* Start Task input *
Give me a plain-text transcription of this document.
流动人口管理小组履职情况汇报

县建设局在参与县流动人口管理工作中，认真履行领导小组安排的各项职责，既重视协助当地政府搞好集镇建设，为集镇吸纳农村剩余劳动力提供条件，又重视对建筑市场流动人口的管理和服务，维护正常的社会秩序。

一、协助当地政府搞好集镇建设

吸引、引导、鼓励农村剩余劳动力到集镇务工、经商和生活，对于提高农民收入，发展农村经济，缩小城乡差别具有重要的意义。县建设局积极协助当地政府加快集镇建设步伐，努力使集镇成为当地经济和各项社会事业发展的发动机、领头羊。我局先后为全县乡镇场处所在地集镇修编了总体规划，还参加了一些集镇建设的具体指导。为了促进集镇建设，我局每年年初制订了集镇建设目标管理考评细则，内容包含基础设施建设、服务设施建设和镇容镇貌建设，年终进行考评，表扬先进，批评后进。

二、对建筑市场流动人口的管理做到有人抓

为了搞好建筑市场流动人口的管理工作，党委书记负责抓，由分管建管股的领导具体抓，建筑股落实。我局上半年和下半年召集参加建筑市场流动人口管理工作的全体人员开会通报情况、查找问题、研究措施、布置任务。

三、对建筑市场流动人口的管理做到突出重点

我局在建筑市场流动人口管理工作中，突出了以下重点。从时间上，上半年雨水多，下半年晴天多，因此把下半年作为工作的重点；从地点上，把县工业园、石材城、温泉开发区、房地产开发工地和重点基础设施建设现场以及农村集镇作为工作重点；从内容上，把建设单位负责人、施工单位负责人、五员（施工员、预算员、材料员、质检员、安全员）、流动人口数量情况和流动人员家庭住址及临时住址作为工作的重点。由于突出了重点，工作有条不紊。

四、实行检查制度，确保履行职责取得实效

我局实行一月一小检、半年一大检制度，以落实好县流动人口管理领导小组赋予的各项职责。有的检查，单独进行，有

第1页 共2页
* End Task input *
#### Directions for this task:
Return every record above exactly as it appears.

#### Answer to this problem:
Give me a plain-text transcription of this document.
流动人口管理小组履职情况汇报

县建设局在参与县流动人口管理工作中，认真履行领导小组安排的各项职责，既重视协助当地政府搞好集镇建设，为集镇吸纳农村剩余劳动力提供条件，又重视对建筑市场流动人口的管理和服务，维护正常的社会秩序。

一、协助当地政府搞好集镇建设

吸引、引导、鼓励农村剩余劳动力到集镇务工、经商和生活，对于提高农民收入，发展农村经济，缩小城乡差别具有重要的意义。县建设局积极协助当地政府加快集镇建设步伐，努力使集镇成为当地经济和各项社会事业发展的发动机、领头羊。我局先后为全县乡镇场处所在地集镇修编了总体规划，还参加了一些集镇建设的具体指导。为了促进集镇建设，我局每年年初制订了集镇建设目标管理考评细则，内容包含基础设施建设、服务设施建设和镇容镇貌建设，年终进行考评，表扬先进，批评后进。

二、对建筑市场流动人口的管理做到有人抓

为了搞好建筑市场流动人口的管理工作，党委书记负责抓，由分管建管股的领导具体抓，建筑股落实。我局上半年和下半年召集参加建筑市场流动人口管理工作的全体人员开会通报情况、查找问题、研究措施、布置任务。

三、对建筑市场流动人口的管理做到突出重点

我局在建筑市场流动人口管理工作中，突出了以下重点。从时间上，上半年雨水多，下半年晴天多，因此把下半年作为工作的重点；从地点上，把县工业园、石材城、温泉开发区、房地产开发工地和重点基础设施建设现场以及农村集镇作为工作重点；从内容上，把建设单位负责人、施工单位负责人、五员（施工员、预算员、材料员、质检员、安全员）、流动人口数量情况和流动人员家庭住址及临时住址作为工作的重点。由于突出了重点，工作有条不紊。

四、实行检查制度，确保履行职责取得实效

我局实行一月一小检、半年一大检制度，以落实好县流动人口管理领导小组赋予的各项职责。有的检查，单独进行，有

第1页 共2页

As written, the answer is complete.